=== WHAT NEEDS TO BE DONE ===
For each line below that includes the word "parar", make a copy.

─── ITEMS ───

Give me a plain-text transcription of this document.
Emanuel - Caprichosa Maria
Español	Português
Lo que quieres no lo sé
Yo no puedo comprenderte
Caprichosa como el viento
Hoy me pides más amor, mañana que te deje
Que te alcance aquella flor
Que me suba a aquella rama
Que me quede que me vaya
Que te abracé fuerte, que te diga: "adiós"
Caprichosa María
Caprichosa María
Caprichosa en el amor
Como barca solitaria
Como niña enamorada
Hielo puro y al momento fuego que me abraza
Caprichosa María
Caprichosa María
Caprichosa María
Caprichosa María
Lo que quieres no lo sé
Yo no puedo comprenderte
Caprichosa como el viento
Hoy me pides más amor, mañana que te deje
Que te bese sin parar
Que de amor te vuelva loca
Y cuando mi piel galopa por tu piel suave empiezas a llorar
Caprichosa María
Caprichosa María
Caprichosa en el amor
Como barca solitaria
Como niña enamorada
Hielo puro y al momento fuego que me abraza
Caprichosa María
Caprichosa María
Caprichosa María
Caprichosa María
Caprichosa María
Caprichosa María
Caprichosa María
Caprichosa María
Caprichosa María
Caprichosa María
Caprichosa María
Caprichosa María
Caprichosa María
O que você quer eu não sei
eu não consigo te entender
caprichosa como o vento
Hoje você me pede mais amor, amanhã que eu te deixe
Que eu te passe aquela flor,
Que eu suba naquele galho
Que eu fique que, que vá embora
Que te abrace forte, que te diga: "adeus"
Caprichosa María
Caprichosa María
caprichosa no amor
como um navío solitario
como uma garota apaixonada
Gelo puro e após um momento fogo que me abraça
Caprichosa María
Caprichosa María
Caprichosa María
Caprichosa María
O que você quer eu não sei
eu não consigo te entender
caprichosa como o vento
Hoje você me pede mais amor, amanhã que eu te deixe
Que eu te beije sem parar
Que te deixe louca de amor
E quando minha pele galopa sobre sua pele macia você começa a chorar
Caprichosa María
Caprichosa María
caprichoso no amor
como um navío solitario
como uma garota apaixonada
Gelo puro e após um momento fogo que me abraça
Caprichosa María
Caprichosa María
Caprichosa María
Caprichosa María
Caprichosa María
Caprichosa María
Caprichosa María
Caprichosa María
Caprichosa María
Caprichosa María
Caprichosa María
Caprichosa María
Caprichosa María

───
─── ITEMS ───

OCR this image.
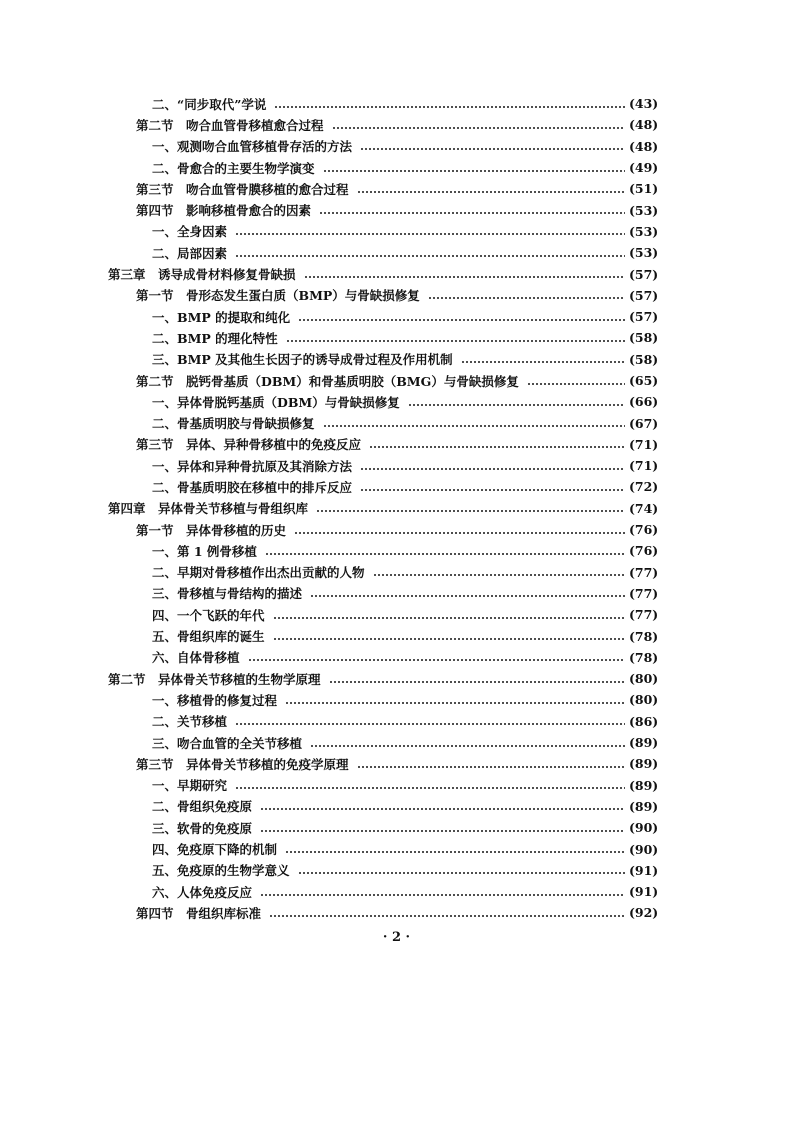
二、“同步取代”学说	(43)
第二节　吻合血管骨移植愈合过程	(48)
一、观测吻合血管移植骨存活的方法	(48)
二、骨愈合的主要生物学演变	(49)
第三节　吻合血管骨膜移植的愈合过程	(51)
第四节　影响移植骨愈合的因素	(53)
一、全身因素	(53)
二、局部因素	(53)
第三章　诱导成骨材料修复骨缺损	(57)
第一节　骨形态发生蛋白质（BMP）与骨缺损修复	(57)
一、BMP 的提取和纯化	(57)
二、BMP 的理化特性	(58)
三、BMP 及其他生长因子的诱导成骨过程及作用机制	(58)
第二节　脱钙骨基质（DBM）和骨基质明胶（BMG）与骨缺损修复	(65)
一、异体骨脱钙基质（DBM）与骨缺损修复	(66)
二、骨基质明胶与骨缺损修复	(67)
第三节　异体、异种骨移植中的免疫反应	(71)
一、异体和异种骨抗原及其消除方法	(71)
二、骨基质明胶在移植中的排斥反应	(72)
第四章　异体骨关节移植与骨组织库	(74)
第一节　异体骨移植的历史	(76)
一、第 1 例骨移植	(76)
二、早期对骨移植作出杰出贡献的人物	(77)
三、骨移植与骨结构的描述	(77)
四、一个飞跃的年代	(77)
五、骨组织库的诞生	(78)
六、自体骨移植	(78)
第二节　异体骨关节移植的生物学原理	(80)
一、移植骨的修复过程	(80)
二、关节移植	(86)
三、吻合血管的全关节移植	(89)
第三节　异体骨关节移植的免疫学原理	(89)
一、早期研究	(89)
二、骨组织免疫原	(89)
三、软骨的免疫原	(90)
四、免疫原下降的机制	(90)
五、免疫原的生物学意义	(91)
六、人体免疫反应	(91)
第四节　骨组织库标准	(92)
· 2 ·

───

=== RESULT OF THIS EXERCISE ===
Que te bese sin parar
Que eu te beije sem parar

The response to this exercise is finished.